◆ **Required work**
Below are some records: retype them all exactly, but not the pictures.

◆ **Items**
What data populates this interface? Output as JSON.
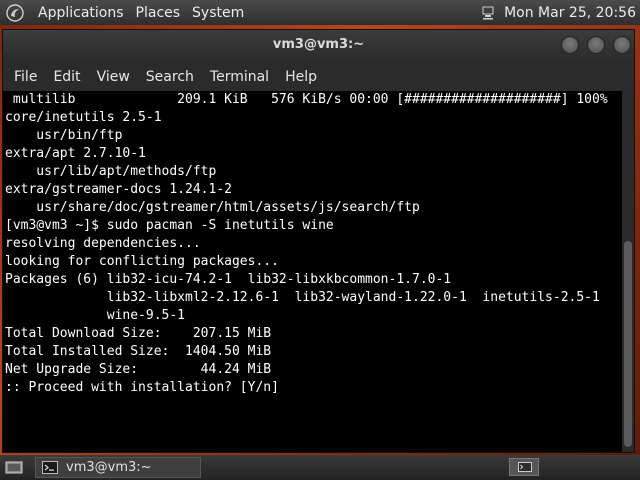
{
  "top_panel": {
    "menus": [
      "Applications",
      "Places",
      "System"
    ],
    "clock": "Mon Mar 25, 20:56",
    "icons": {
      "logo": "distro-logo-icon",
      "tray": "network-icon"
    }
  },
  "window": {
    "title": "vm3@vm3:~",
    "menu": [
      "File",
      "Edit",
      "View",
      "Search",
      "Terminal",
      "Help"
    ],
    "controls": [
      "minimize-icon",
      "maximize-icon",
      "close-icon"
    ]
  },
  "terminal": {
    "lines": [
      " multilib             209.1 KiB   576 KiB/s 00:00 [####################] 100%",
      "core/inetutils 2.5-1",
      "    usr/bin/ftp",
      "extra/apt 2.7.10-1",
      "    usr/lib/apt/methods/ftp",
      "extra/gstreamer-docs 1.24.1-2",
      "    usr/share/doc/gstreamer/html/assets/js/search/ftp",
      "[vm3@vm3 ~]$ sudo pacman -S inetutils wine",
      "resolving dependencies...",
      "looking for conflicting packages...",
      "",
      "Packages (6) lib32-icu-74.2-1  lib32-libxkbcommon-1.7.0-1",
      "             lib32-libxml2-2.12.6-1  lib32-wayland-1.22.0-1  inetutils-2.5-1",
      "             wine-9.5-1",
      "",
      "Total Download Size:    207.15 MiB",
      "Total Installed Size:  1404.50 MiB",
      "Net Upgrade Size:        44.24 MiB",
      "",
      ":: Proceed with installation? [Y/n]"
    ]
  },
  "bottom_panel": {
    "task_label": "vm3@vm3:~",
    "icons": {
      "show_desktop": "show-desktop-icon",
      "task": "terminal-icon",
      "workspace": "workspace-switcher-icon"
    }
  }
}
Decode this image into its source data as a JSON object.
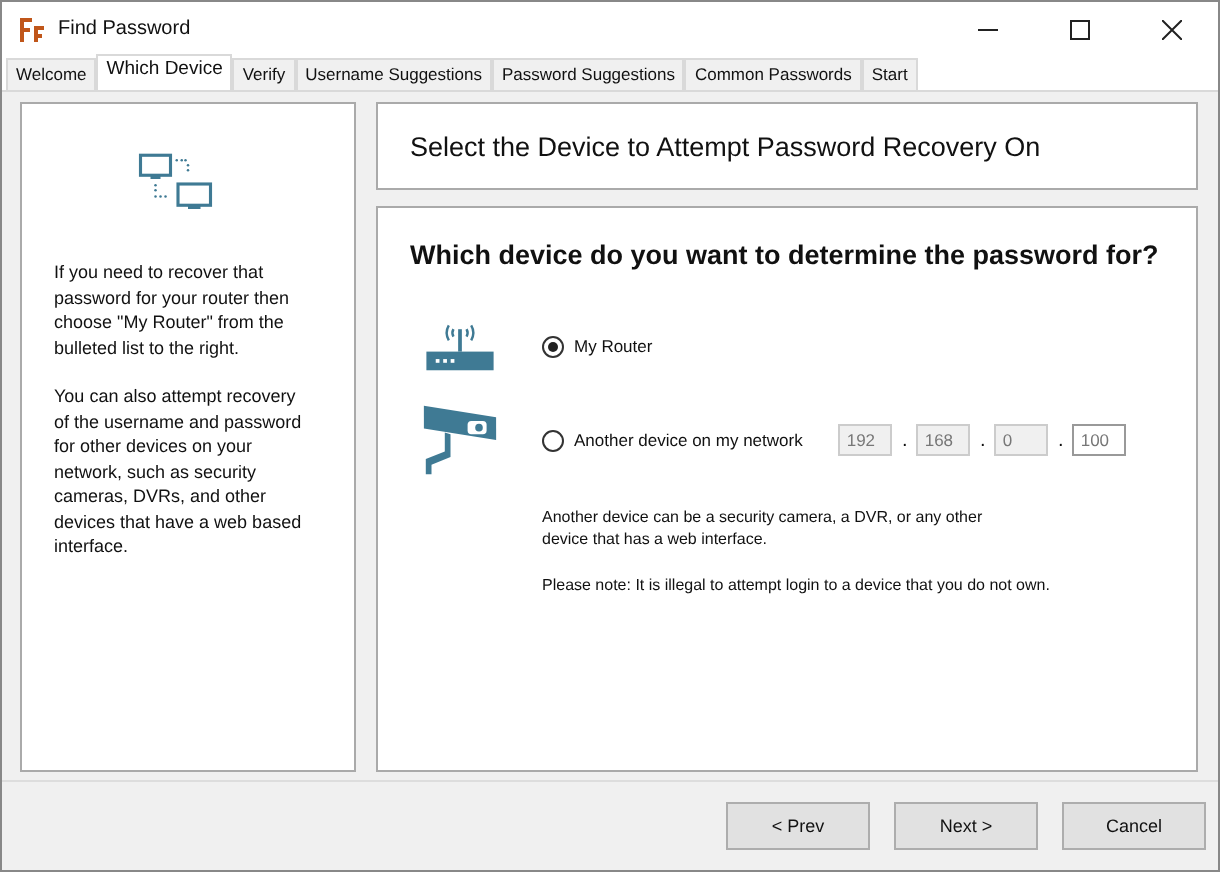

◆ **The response**
What data populates this interface? Output as JSON.
{
  "top_panel": {
    "menus": [
      "Applications",
      "Places",
      "System"
    ],
    "clock": "Mon Mar 25, 20:56",
    "icons": {
      "logo": "distro-logo-icon",
      "tray": "network-icon"
    }
  },
  "window": {
    "title": "vm3@vm3:~",
    "menu": [
      "File",
      "Edit",
      "View",
      "Search",
      "Terminal",
      "Help"
    ],
    "controls": [
      "minimize-icon",
      "maximize-icon",
      "close-icon"
    ]
  },
  "terminal": {
    "lines": [
      " multilib             209.1 KiB   576 KiB/s 00:00 [####################] 100%",
      "core/inetutils 2.5-1",
      "    usr/bin/ftp",
      "extra/apt 2.7.10-1",
      "    usr/lib/apt/methods/ftp",
      "extra/gstreamer-docs 1.24.1-2",
      "    usr/share/doc/gstreamer/html/assets/js/search/ftp",
      "[vm3@vm3 ~]$ sudo pacman -S inetutils wine",
      "resolving dependencies...",
      "looking for conflicting packages...",
      "",
      "Packages (6) lib32-icu-74.2-1  lib32-libxkbcommon-1.7.0-1",
      "             lib32-libxml2-2.12.6-1  lib32-wayland-1.22.0-1  inetutils-2.5-1",
      "             wine-9.5-1",
      "",
      "Total Download Size:    207.15 MiB",
      "Total Installed Size:  1404.50 MiB",
      "Net Upgrade Size:        44.24 MiB",
      "",
      ":: Proceed with installation? [Y/n]"
    ]
  },
  "bottom_panel": {
    "task_label": "vm3@vm3:~",
    "icons": {
      "show_desktop": "show-desktop-icon",
      "task": "terminal-icon",
      "workspace": "workspace-switcher-icon"
    }
  }
}
Decode this image into its source data as a JSON object.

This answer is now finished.